Give the number of lines containing "computers" in this listing, with no other words.

------------------------

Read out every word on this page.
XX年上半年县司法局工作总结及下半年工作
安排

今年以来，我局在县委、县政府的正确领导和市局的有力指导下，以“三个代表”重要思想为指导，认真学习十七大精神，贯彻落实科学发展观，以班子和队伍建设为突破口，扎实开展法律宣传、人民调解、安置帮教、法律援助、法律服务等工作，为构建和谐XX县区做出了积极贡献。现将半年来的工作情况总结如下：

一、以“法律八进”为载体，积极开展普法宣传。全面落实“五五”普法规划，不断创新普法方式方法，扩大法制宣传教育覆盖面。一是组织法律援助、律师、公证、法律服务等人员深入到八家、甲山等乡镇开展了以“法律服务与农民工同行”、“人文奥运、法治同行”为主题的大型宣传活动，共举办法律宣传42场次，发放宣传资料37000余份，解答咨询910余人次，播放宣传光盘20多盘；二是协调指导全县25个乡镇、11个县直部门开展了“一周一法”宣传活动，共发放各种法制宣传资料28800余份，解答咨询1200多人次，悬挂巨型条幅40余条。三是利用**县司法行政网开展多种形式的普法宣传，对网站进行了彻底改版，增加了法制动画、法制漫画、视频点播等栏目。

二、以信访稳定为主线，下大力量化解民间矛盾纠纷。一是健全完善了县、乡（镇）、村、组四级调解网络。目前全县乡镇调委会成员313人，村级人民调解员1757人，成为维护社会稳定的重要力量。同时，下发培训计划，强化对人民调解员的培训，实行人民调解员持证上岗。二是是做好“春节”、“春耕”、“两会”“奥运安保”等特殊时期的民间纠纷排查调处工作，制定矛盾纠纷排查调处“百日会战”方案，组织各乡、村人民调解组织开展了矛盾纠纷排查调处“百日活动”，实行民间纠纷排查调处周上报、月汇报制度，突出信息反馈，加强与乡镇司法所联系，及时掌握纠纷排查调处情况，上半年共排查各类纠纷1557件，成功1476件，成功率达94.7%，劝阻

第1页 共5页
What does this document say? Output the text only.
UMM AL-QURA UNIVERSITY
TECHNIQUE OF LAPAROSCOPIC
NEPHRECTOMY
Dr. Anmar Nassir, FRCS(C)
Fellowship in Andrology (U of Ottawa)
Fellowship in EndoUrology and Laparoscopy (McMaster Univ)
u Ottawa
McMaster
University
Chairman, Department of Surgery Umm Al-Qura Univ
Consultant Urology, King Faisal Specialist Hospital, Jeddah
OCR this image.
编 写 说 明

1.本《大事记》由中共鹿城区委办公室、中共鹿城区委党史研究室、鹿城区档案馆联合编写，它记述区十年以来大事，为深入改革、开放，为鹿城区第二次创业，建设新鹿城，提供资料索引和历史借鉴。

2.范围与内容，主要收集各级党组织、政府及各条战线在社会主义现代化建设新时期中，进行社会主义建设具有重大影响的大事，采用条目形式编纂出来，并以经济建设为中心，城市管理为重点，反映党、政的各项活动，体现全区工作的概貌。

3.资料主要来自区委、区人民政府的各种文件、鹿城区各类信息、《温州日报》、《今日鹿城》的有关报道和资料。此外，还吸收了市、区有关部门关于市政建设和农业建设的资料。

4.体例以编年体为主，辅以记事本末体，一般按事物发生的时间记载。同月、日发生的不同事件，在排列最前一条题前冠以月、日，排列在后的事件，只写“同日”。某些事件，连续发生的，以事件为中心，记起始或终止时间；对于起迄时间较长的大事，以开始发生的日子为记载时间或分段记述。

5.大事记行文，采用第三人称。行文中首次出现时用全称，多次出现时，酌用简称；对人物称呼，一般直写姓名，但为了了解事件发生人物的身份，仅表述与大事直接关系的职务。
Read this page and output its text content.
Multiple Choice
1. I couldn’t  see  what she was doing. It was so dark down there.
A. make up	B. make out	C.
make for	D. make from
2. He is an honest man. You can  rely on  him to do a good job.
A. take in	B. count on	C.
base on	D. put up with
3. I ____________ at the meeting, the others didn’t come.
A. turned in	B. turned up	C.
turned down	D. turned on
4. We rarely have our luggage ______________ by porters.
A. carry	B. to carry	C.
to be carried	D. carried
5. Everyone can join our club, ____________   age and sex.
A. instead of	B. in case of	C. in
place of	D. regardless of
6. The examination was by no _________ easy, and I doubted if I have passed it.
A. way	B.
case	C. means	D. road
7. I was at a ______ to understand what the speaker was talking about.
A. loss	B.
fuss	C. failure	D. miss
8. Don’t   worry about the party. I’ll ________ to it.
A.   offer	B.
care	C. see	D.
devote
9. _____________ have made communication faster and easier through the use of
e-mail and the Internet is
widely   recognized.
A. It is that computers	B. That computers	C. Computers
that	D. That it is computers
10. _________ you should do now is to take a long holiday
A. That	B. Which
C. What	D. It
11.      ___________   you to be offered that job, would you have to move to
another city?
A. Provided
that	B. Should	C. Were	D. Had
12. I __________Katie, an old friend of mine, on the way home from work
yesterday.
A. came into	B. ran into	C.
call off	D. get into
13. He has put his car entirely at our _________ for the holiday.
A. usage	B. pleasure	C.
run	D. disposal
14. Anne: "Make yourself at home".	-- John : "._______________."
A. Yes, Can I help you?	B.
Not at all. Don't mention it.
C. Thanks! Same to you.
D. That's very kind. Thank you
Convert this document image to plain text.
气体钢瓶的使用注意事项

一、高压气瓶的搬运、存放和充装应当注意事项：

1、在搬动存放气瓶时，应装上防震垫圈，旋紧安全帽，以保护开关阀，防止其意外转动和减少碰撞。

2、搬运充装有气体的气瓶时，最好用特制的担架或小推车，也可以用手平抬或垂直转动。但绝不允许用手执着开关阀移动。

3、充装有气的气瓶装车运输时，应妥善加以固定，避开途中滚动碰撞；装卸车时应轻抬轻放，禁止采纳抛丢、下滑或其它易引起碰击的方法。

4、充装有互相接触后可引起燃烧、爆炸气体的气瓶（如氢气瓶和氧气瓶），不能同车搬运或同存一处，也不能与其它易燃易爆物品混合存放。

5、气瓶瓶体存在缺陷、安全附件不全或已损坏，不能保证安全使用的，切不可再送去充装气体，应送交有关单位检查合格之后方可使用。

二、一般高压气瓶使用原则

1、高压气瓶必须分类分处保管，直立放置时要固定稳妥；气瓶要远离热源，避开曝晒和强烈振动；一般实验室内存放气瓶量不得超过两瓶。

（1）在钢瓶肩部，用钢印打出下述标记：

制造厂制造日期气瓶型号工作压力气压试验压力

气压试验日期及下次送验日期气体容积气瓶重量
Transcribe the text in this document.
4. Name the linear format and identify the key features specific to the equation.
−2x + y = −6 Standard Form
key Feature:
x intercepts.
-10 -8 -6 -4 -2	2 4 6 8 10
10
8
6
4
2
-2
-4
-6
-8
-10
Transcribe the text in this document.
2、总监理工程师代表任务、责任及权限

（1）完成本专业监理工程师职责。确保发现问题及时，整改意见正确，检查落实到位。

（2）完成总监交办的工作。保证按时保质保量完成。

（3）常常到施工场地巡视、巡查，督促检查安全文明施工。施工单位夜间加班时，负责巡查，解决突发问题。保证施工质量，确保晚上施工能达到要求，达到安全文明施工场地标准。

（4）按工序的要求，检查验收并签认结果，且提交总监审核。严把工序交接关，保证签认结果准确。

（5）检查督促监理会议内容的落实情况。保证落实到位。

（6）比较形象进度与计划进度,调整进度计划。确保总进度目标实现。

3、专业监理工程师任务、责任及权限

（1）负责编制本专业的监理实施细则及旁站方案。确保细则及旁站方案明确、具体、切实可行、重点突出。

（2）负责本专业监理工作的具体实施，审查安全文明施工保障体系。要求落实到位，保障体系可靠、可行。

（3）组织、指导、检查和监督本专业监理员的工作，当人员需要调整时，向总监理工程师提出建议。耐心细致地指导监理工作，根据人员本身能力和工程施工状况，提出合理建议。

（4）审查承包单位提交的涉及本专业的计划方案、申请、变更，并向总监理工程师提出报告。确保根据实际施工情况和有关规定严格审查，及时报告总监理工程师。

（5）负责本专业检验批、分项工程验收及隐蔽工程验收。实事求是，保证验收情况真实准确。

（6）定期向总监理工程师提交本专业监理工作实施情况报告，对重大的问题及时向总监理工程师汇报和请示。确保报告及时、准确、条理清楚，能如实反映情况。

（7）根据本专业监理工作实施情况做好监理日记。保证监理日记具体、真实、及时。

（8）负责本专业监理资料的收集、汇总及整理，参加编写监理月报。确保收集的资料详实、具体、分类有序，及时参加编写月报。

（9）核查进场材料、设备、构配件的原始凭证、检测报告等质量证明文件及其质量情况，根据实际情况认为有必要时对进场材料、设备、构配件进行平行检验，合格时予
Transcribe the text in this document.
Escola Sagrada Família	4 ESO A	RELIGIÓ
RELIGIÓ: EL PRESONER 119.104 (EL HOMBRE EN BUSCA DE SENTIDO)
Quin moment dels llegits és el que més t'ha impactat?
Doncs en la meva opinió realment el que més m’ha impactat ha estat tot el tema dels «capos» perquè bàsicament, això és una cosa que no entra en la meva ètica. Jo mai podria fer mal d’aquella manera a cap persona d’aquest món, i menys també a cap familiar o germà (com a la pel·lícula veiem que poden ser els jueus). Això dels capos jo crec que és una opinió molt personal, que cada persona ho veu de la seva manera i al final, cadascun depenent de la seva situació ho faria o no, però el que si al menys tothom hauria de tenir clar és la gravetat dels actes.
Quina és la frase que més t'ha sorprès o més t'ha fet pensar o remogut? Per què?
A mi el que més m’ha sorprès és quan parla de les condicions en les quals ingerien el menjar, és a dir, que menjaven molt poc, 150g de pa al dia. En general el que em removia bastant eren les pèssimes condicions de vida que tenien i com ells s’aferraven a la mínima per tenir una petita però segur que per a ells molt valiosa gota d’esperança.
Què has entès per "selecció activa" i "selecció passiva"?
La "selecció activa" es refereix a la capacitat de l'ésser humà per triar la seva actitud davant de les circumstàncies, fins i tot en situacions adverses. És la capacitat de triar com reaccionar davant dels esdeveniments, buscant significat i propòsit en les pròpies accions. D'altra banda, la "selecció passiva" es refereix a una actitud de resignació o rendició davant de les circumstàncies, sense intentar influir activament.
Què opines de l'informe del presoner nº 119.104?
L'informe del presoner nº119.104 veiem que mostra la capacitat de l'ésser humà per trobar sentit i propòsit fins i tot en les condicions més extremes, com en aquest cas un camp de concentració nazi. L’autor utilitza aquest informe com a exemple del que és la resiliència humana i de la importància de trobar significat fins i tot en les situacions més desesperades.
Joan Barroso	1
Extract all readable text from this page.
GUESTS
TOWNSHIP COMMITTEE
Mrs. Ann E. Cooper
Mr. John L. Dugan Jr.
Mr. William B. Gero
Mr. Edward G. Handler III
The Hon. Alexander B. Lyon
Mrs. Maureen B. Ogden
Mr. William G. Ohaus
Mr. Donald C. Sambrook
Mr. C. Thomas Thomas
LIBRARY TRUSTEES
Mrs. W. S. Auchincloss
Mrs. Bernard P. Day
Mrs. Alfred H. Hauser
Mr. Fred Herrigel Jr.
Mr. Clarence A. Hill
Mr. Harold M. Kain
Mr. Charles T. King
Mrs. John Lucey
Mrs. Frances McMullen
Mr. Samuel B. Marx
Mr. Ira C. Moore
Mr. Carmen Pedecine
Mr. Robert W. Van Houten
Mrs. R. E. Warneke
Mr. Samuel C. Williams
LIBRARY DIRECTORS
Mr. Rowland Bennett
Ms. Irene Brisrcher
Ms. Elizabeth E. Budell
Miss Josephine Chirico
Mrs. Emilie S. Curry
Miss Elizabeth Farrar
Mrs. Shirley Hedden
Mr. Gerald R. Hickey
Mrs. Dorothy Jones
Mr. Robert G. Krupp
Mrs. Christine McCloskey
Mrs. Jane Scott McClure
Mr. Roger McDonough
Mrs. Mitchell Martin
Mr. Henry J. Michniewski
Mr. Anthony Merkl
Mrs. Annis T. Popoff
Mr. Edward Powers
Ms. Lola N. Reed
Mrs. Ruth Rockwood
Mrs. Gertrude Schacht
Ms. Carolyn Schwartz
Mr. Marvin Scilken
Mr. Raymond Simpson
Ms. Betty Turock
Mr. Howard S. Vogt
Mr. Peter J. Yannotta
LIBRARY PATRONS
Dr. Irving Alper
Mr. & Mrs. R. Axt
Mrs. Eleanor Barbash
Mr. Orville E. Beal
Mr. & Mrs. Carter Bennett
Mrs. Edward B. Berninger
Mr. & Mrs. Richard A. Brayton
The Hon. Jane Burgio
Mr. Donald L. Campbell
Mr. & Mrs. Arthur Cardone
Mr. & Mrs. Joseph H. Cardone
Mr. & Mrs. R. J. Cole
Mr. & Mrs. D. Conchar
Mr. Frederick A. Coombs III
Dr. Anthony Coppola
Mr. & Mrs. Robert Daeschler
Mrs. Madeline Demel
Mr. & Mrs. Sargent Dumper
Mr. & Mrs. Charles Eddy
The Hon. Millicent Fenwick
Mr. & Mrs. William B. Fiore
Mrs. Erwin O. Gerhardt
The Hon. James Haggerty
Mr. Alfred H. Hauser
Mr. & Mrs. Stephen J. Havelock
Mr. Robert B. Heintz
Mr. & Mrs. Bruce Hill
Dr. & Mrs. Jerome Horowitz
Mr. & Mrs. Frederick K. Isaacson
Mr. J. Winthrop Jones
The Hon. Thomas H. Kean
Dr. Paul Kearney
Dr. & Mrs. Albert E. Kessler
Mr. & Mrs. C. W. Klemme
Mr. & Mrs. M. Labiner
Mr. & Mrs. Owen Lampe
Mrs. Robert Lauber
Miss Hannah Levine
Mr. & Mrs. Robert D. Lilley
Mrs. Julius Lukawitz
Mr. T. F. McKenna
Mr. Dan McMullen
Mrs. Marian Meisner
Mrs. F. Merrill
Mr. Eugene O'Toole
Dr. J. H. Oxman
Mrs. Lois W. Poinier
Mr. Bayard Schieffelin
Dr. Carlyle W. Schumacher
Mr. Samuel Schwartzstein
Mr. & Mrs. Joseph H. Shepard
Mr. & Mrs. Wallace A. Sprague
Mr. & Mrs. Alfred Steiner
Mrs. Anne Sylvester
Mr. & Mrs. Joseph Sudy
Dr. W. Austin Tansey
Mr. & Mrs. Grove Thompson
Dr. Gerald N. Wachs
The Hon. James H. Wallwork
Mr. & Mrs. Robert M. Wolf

------------------------

- COMPLETE RESPONSE -
2